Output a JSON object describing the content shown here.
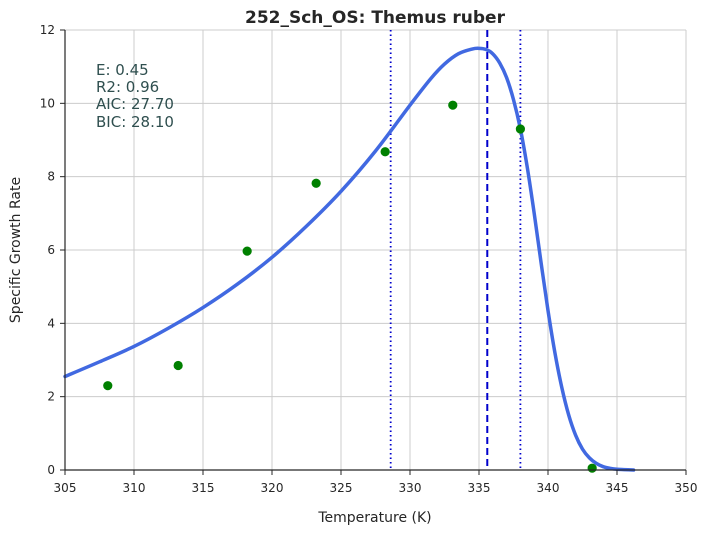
{
  "chart_data": {
    "type": "scatter",
    "title": "252_Sch_OS: Themus ruber",
    "xlabel": "Temperature (K)",
    "ylabel": "Specific Growth Rate",
    "xlim": [
      305,
      350
    ],
    "ylim": [
      0,
      12
    ],
    "x_ticks": [
      "305",
      "310",
      "315",
      "320",
      "325",
      "330",
      "335",
      "340",
      "345",
      "350"
    ],
    "y_ticks": [
      "0",
      "2",
      "4",
      "6",
      "8",
      "10",
      "12"
    ],
    "grid": true,
    "annotations": [
      "E:  0.45",
      "R2:  0.96",
      "AIC: 27.70",
      "BIC: 28.10"
    ],
    "series": [
      {
        "kind": "points",
        "color": "#008000",
        "x": [
          308.1,
          313.2,
          318.2,
          323.2,
          328.2,
          333.1,
          338.0,
          343.2
        ],
        "y": [
          2.3,
          2.85,
          5.97,
          7.82,
          8.68,
          9.95,
          9.3,
          0.05
        ]
      },
      {
        "kind": "fitted-curve",
        "color": "#4169e1",
        "x": [
          305,
          307.5,
          310,
          312.5,
          315,
          317.5,
          320,
          322.5,
          325,
          327.5,
          330,
          331.5,
          332.5,
          333.5,
          334.5,
          335.0,
          335.5,
          336.0,
          336.5,
          337.0,
          337.5,
          338.0,
          338.5,
          339.0,
          339.5,
          340.0,
          340.5,
          341.0,
          341.5,
          342.0,
          342.5,
          343.0,
          343.5,
          344.0,
          344.5,
          345.0,
          345.5,
          346.2
        ],
        "y": [
          2.55,
          2.95,
          3.37,
          3.87,
          4.43,
          5.07,
          5.8,
          6.65,
          7.6,
          8.7,
          9.95,
          10.67,
          11.07,
          11.35,
          11.48,
          11.5,
          11.47,
          11.35,
          11.1,
          10.7,
          10.1,
          9.3,
          8.25,
          7.0,
          5.65,
          4.35,
          3.2,
          2.25,
          1.5,
          0.95,
          0.57,
          0.33,
          0.18,
          0.09,
          0.045,
          0.02,
          0.01,
          0.0
        ]
      }
    ],
    "vertical_lines": [
      {
        "x": 328.6,
        "style": "dotted",
        "color": "#0000cc"
      },
      {
        "x": 335.6,
        "style": "dashed",
        "color": "#0000cc"
      },
      {
        "x": 338.0,
        "style": "dotted",
        "color": "#0000cc"
      }
    ]
  }
}
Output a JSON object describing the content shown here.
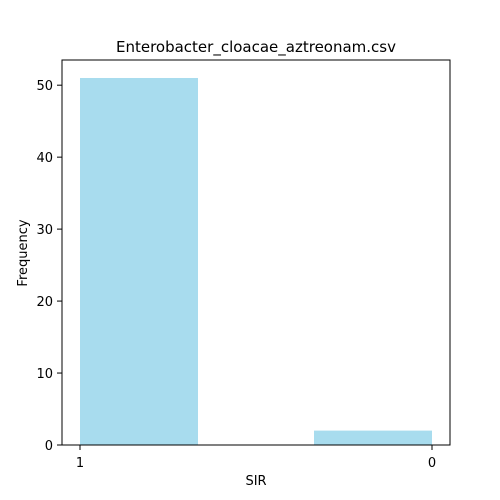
{
  "chart_data": {
    "type": "bar",
    "title": "Enterobacter_cloacae_aztreonam.csv",
    "xlabel": "SIR",
    "ylabel": "Frequency",
    "categories": [
      "1",
      "0"
    ],
    "values": [
      51,
      2
    ],
    "ylim": [
      0,
      53.5
    ],
    "yticks": [
      0,
      10,
      20,
      30,
      40,
      50
    ],
    "grid": false,
    "bar_color": "#a8dcee"
  }
}
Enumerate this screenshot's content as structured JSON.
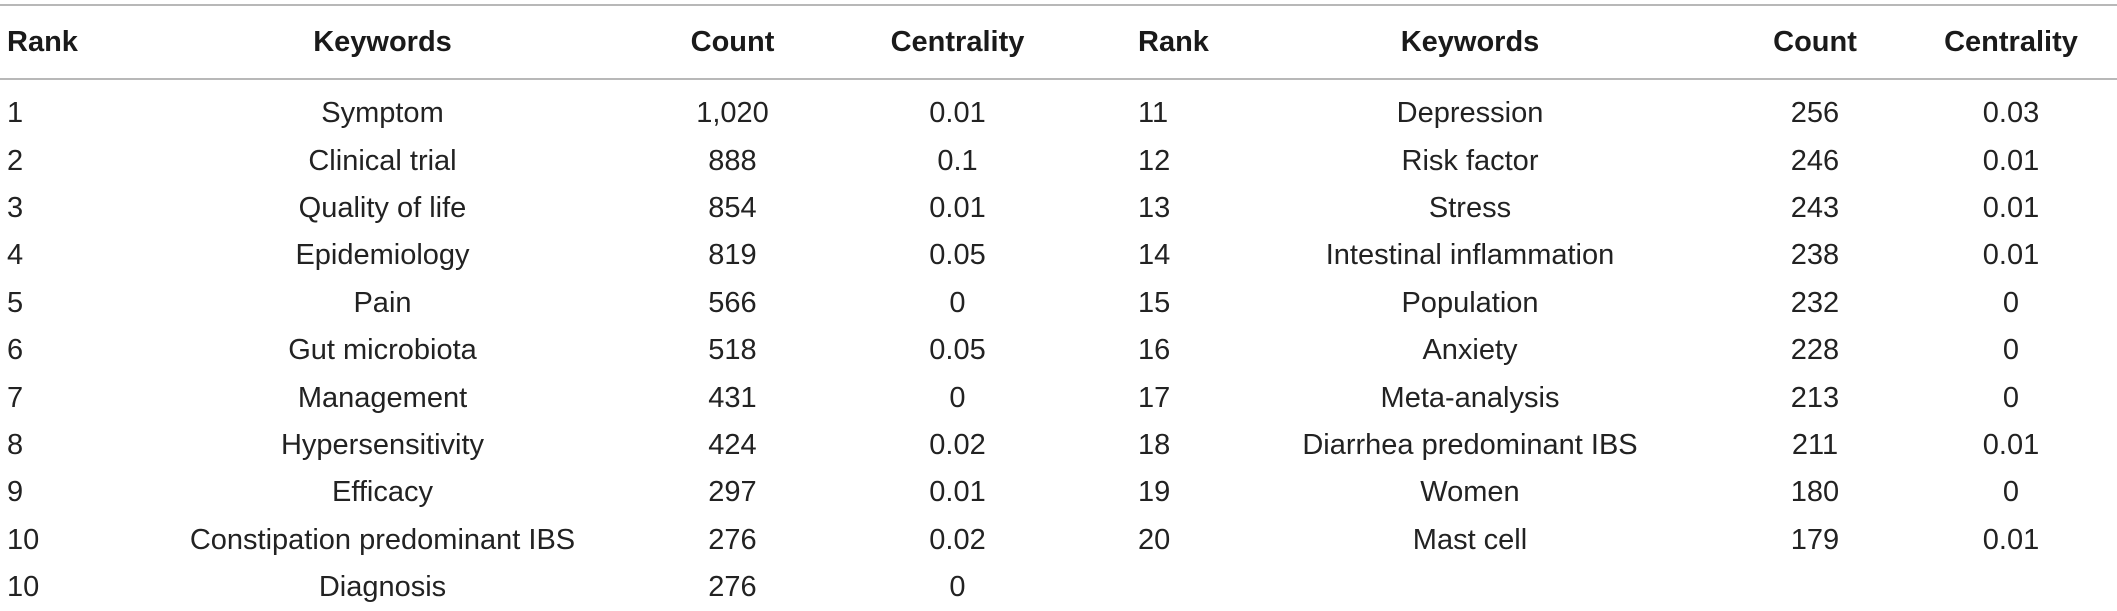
{
  "table": {
    "headers": [
      "Rank",
      "Keywords",
      "Count",
      "Centrality",
      "Rank",
      "Keywords",
      "Count",
      "Centrality"
    ],
    "rows": [
      [
        "1",
        "Symptom",
        "1,020",
        "0.01",
        "11",
        "Depression",
        "256",
        "0.03"
      ],
      [
        "2",
        "Clinical trial",
        "888",
        "0.1",
        "12",
        "Risk factor",
        "246",
        "0.01"
      ],
      [
        "3",
        "Quality of life",
        "854",
        "0.01",
        "13",
        "Stress",
        "243",
        "0.01"
      ],
      [
        "4",
        "Epidemiology",
        "819",
        "0.05",
        "14",
        "Intestinal inflammation",
        "238",
        "0.01"
      ],
      [
        "5",
        "Pain",
        "566",
        "0",
        "15",
        "Population",
        "232",
        "0"
      ],
      [
        "6",
        "Gut microbiota",
        "518",
        "0.05",
        "16",
        "Anxiety",
        "228",
        "0"
      ],
      [
        "7",
        "Management",
        "431",
        "0",
        "17",
        "Meta-analysis",
        "213",
        "0"
      ],
      [
        "8",
        "Hypersensitivity",
        "424",
        "0.02",
        "18",
        "Diarrhea predominant IBS",
        "211",
        "0.01"
      ],
      [
        "9",
        "Efficacy",
        "297",
        "0.01",
        "19",
        "Women",
        "180",
        "0"
      ],
      [
        "10",
        "Constipation predominant IBS",
        "276",
        "0.02",
        "20",
        "Mast cell",
        "179",
        "0.01"
      ],
      [
        "10",
        "Diagnosis",
        "276",
        "0",
        "",
        "",
        "",
        ""
      ]
    ]
  }
}
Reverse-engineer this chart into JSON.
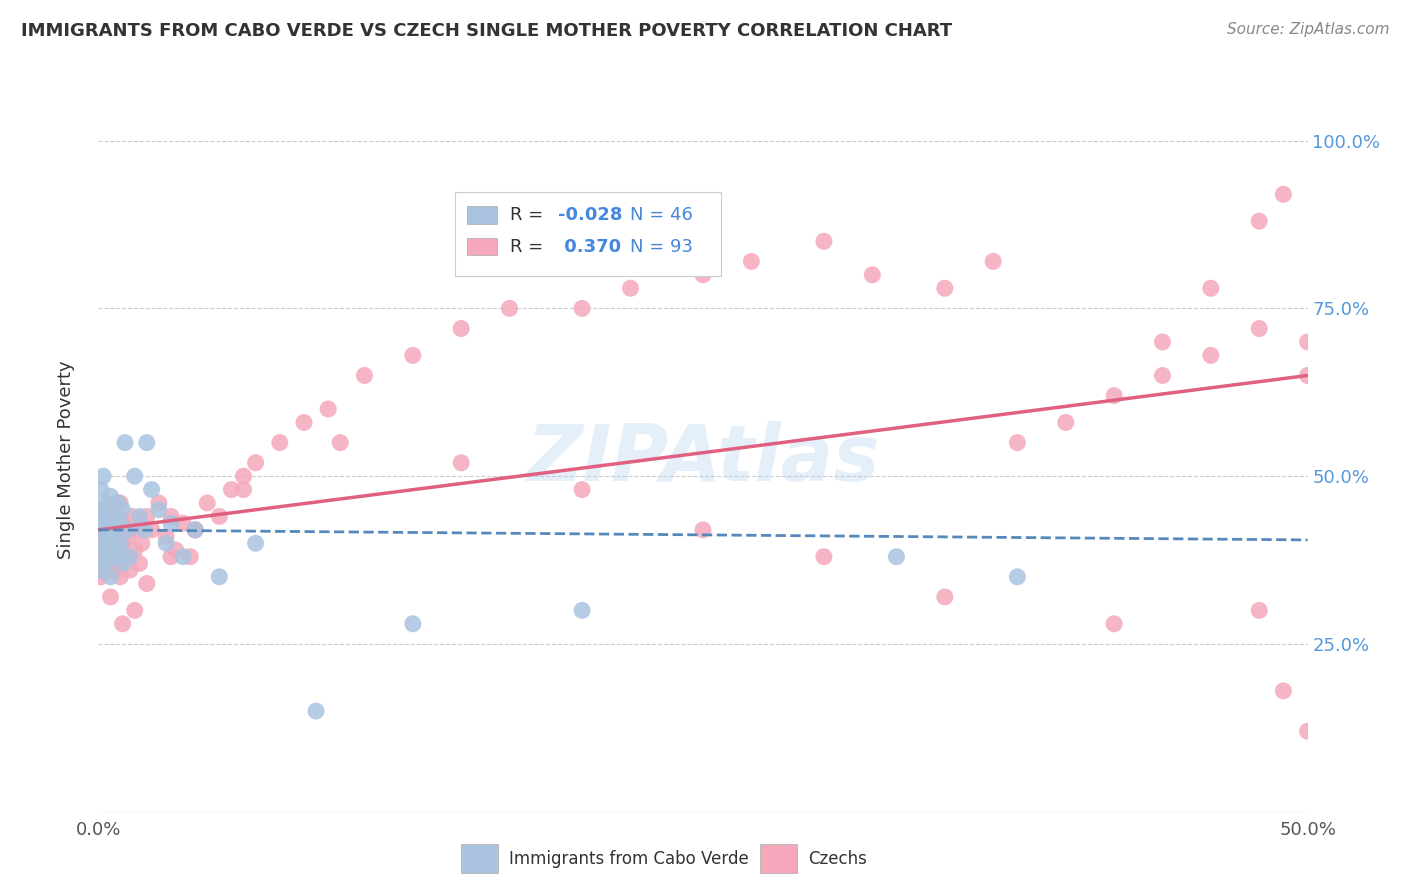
{
  "title": "IMMIGRANTS FROM CABO VERDE VS CZECH SINGLE MOTHER POVERTY CORRELATION CHART",
  "source_text": "Source: ZipAtlas.com",
  "ylabel": "Single Mother Poverty",
  "xlim": [
    0.0,
    0.5
  ],
  "ylim": [
    0.0,
    1.05
  ],
  "watermark": "ZIPAtlas",
  "cabo_verde_color": "#aac4e0",
  "czech_color": "#f5a8bb",
  "cabo_verde_line_color": "#5588bb",
  "czech_line_color": "#e06080",
  "cabo_verde_R": -0.028,
  "cabo_verde_N": 46,
  "czech_R": 0.37,
  "czech_N": 93,
  "cabo_verde_scatter_x": [
    0.0,
    0.0,
    0.001,
    0.001,
    0.001,
    0.002,
    0.002,
    0.002,
    0.003,
    0.003,
    0.003,
    0.004,
    0.004,
    0.005,
    0.005,
    0.005,
    0.006,
    0.006,
    0.007,
    0.007,
    0.008,
    0.008,
    0.009,
    0.009,
    0.01,
    0.01,
    0.011,
    0.012,
    0.013,
    0.015,
    0.017,
    0.019,
    0.02,
    0.022,
    0.025,
    0.028,
    0.03,
    0.035,
    0.04,
    0.05,
    0.065,
    0.09,
    0.13,
    0.2,
    0.33,
    0.38
  ],
  "cabo_verde_scatter_y": [
    0.38,
    0.42,
    0.45,
    0.36,
    0.48,
    0.43,
    0.4,
    0.5,
    0.37,
    0.44,
    0.46,
    0.41,
    0.39,
    0.42,
    0.47,
    0.35,
    0.43,
    0.38,
    0.41,
    0.44,
    0.39,
    0.46,
    0.4,
    0.43,
    0.37,
    0.45,
    0.55,
    0.42,
    0.38,
    0.5,
    0.44,
    0.42,
    0.55,
    0.48,
    0.45,
    0.4,
    0.43,
    0.38,
    0.42,
    0.35,
    0.4,
    0.15,
    0.28,
    0.3,
    0.38,
    0.35
  ],
  "czech_scatter_x": [
    0.0,
    0.0,
    0.001,
    0.001,
    0.001,
    0.002,
    0.002,
    0.002,
    0.003,
    0.003,
    0.003,
    0.004,
    0.004,
    0.004,
    0.005,
    0.005,
    0.005,
    0.006,
    0.006,
    0.007,
    0.007,
    0.008,
    0.008,
    0.009,
    0.009,
    0.01,
    0.01,
    0.011,
    0.012,
    0.013,
    0.014,
    0.015,
    0.016,
    0.017,
    0.018,
    0.02,
    0.022,
    0.025,
    0.028,
    0.03,
    0.032,
    0.035,
    0.038,
    0.04,
    0.045,
    0.05,
    0.055,
    0.06,
    0.065,
    0.075,
    0.085,
    0.095,
    0.11,
    0.13,
    0.15,
    0.17,
    0.2,
    0.22,
    0.25,
    0.27,
    0.3,
    0.32,
    0.35,
    0.37,
    0.38,
    0.4,
    0.42,
    0.44,
    0.46,
    0.48,
    0.49,
    0.5,
    0.44,
    0.46,
    0.48,
    0.5,
    0.48,
    0.49,
    0.5,
    0.42,
    0.35,
    0.3,
    0.25,
    0.2,
    0.15,
    0.1,
    0.06,
    0.04,
    0.03,
    0.02,
    0.015,
    0.01,
    0.005
  ],
  "czech_scatter_y": [
    0.36,
    0.4,
    0.38,
    0.43,
    0.35,
    0.42,
    0.39,
    0.45,
    0.37,
    0.41,
    0.44,
    0.36,
    0.39,
    0.43,
    0.38,
    0.41,
    0.45,
    0.37,
    0.4,
    0.44,
    0.36,
    0.42,
    0.38,
    0.46,
    0.35,
    0.4,
    0.43,
    0.38,
    0.41,
    0.36,
    0.44,
    0.39,
    0.42,
    0.37,
    0.4,
    0.44,
    0.42,
    0.46,
    0.41,
    0.44,
    0.39,
    0.43,
    0.38,
    0.42,
    0.46,
    0.44,
    0.48,
    0.5,
    0.52,
    0.55,
    0.58,
    0.6,
    0.65,
    0.68,
    0.72,
    0.75,
    0.75,
    0.78,
    0.8,
    0.82,
    0.85,
    0.8,
    0.78,
    0.82,
    0.55,
    0.58,
    0.62,
    0.65,
    0.68,
    0.72,
    0.92,
    0.65,
    0.7,
    0.78,
    0.88,
    0.7,
    0.3,
    0.18,
    0.12,
    0.28,
    0.32,
    0.38,
    0.42,
    0.48,
    0.52,
    0.55,
    0.48,
    0.42,
    0.38,
    0.34,
    0.3,
    0.28,
    0.32
  ]
}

======

Pick out every line above that contains the word "title" and copy it.

• _Response below_:
    "title": "252_Sch_OS: Themus ruber",
    "title": "Enterobacter_cloacae_aztreonam.csv",
  "title": "IMMIGRANTS FROM CABO VERDE VS CZECH SINGLE MOTHER POVERTY CORRELATION CHART",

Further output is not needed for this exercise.